Directive
Give every line of the material again, exactly as written.
──────── Listing
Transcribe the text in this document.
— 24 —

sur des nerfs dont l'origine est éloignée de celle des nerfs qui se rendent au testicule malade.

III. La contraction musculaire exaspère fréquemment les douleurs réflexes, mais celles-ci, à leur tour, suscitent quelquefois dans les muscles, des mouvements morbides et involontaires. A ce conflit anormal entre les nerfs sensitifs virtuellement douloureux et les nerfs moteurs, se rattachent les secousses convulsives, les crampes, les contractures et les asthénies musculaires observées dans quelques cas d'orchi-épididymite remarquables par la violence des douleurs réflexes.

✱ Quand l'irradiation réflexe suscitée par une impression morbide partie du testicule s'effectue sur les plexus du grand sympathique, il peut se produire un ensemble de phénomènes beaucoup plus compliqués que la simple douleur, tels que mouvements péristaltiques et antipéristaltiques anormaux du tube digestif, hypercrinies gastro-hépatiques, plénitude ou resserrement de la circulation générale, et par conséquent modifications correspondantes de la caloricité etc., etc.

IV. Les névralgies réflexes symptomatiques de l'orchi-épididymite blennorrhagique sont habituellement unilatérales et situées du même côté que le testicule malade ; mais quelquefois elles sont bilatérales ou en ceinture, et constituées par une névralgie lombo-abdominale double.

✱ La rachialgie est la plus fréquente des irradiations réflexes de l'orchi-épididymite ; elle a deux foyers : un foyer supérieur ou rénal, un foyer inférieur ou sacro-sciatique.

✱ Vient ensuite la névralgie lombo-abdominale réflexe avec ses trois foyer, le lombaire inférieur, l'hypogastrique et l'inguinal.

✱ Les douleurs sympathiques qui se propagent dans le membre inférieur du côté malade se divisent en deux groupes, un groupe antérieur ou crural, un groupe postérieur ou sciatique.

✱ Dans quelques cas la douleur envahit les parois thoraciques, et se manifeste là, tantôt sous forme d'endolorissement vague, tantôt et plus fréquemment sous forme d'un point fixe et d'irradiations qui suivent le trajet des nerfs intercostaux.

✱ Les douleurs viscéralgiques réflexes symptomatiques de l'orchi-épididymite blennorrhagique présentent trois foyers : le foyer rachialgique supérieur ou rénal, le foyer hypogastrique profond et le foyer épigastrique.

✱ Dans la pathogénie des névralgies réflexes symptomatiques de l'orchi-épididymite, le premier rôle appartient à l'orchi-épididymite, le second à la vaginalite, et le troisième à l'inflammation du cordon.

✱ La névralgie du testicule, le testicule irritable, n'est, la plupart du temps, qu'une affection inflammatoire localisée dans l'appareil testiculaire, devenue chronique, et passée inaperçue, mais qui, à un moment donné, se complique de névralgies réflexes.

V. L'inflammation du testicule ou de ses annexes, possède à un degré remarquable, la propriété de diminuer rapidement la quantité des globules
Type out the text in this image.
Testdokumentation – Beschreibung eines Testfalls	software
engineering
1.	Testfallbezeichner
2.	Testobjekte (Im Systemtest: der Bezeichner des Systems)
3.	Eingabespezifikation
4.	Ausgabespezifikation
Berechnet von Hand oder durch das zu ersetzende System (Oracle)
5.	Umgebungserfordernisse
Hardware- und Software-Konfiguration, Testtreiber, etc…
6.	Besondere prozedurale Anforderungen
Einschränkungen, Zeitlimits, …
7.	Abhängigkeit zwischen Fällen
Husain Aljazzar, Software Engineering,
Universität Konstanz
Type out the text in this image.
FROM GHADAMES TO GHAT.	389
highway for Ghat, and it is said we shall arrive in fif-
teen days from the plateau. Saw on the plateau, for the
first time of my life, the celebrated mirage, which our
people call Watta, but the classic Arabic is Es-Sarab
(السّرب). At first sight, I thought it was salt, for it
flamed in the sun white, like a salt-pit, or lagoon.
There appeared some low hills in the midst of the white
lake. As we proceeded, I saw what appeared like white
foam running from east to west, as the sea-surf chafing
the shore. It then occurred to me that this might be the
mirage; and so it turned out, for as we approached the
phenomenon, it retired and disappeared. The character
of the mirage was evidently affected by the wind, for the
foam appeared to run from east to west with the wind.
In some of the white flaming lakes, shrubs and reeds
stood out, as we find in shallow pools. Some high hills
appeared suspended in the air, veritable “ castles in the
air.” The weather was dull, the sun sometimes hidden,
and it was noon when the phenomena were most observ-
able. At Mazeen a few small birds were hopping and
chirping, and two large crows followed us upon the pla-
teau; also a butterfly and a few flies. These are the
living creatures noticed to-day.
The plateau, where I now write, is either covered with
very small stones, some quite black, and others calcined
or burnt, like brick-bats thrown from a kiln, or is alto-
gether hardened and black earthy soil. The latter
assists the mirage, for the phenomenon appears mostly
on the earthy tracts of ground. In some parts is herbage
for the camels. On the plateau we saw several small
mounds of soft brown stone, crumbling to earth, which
────────────────
Task response
Transcribe the text in this document.
— 24 —

sur des nerfs dont l'origine est éloignée de celle des nerfs qui se rendent au testicule malade.

III. La contraction musculaire exaspère fréquemment les douleurs réflexes, mais celles-ci, à leur tour, suscitent quelquefois dans les muscles, des mouvements morbides et involontaires. A ce conflit anormal entre les nerfs sensitifs virtuellement douloureux et les nerfs moteurs, se rattachent les secousses convulsives, les crampes, les contractures et les asthénies musculaires observées dans quelques cas d'orchi-épididymite remarquables par la violence des douleurs réflexes.

✱ Quand l'irradiation réflexe suscitée par une impression morbide partie du testicule s'effectue sur les plexus du grand sympathique, il peut se produire un ensemble de phénomènes beaucoup plus compliqués que la simple douleur, tels que mouvements péristaltiques et antipéristaltiques anormaux du tube digestif, hypercrinies gastro-hépatiques, plénitude ou resserrement de la circulation générale, et par conséquent modifications correspondantes de la caloricité etc., etc.

IV. Les névralgies réflexes symptomatiques de l'orchi-épididymite blennorrhagique sont habituellement unilatérales et situées du même côté que le testicule malade ; mais quelquefois elles sont bilatérales ou en ceinture, et constituées par une névralgie lombo-abdominale double.

✱ La rachialgie est la plus fréquente des irradiations réflexes de l'orchi-épididymite ; elle a deux foyers : un foyer supérieur ou rénal, un foyer inférieur ou sacro-sciatique.

✱ Vient ensuite la névralgie lombo-abdominale réflexe avec ses trois foyer, le lombaire inférieur, l'hypogastrique et l'inguinal.

✱ Les douleurs sympathiques qui se propagent dans le membre inférieur du côté malade se divisent en deux groupes, un groupe antérieur ou crural, un groupe postérieur ou sciatique.

✱ Dans quelques cas la douleur envahit les parois thoraciques, et se manifeste là, tantôt sous forme d'endolorissement vague, tantôt et plus fréquemment sous forme d'un point fixe et d'irradiations qui suivent le trajet des nerfs intercostaux.

✱ Les douleurs viscéralgiques réflexes symptomatiques de l'orchi-épididymite blennorrhagique présentent trois foyers : le foyer rachialgique supérieur ou rénal, le foyer hypogastrique profond et le foyer épigastrique.

✱ Dans la pathogénie des névralgies réflexes symptomatiques de l'orchi-épididymite, le premier rôle appartient à l'orchi-épididymite, le second à la vaginalite, et le troisième à l'inflammation du cordon.

✱ La névralgie du testicule, le testicule irritable, n'est, la plupart du temps, qu'une affection inflammatoire localisée dans l'appareil testiculaire, devenue chronique, et passée inaperçue, mais qui, à un moment donné, se complique de névralgies réflexes.

V. L'inflammation du testicule ou de ses annexes, possède à un degré remarquable, la propriété de diminuer rapidement la quantité des globules
Type out the text in this image.
Testdokumentation – Beschreibung eines Testfalls	software
engineering
1.	Testfallbezeichner
2.	Testobjekte (Im Systemtest: der Bezeichner des Systems)
3.	Eingabespezifikation
4.	Ausgabespezifikation
Berechnet von Hand oder durch das zu ersetzende System (Oracle)
5.	Umgebungserfordernisse
Hardware- und Software-Konfiguration, Testtreiber, etc…
6.	Besondere prozedurale Anforderungen
Einschränkungen, Zeitlimits, …
7.	Abhängigkeit zwischen Fällen
Husain Aljazzar, Software Engineering,
Universität Konstanz
Type out the text in this image.
FROM GHADAMES TO GHAT.	389
highway for Ghat, and it is said we shall arrive in fif-
teen days from the plateau. Saw on the plateau, for the
first time of my life, the celebrated mirage, which our
people call Watta, but the classic Arabic is Es-Sarab
(السّرب). At first sight, I thought it was salt, for it
flamed in the sun white, like a salt-pit, or lagoon.
There appeared some low hills in the midst of the white
lake. As we proceeded, I saw what appeared like white
foam running from east to west, as the sea-surf chafing
the shore. It then occurred to me that this might be the
mirage; and so it turned out, for as we approached the
phenomenon, it retired and disappeared. The character
of the mirage was evidently affected by the wind, for the
foam appeared to run from east to west with the wind.
In some of the white flaming lakes, shrubs and reeds
stood out, as we find in shallow pools. Some high hills
appeared suspended in the air, veritable “ castles in the
air.” The weather was dull, the sun sometimes hidden,
and it was noon when the phenomena were most observ-
able. At Mazeen a few small birds were hopping and
chirping, and two large crows followed us upon the pla-
teau; also a butterfly and a few flies. These are the
living creatures noticed to-day.
The plateau, where I now write, is either covered with
very small stones, some quite black, and others calcined
or burnt, like brick-bats thrown from a kiln, or is alto-
gether hardened and black earthy soil. The latter
assists the mirage, for the phenomenon appears mostly
on the earthy tracts of ground. In some parts is herbage
for the camels. On the plateau we saw several small
mounds of soft brown stone, crumbling to earth, which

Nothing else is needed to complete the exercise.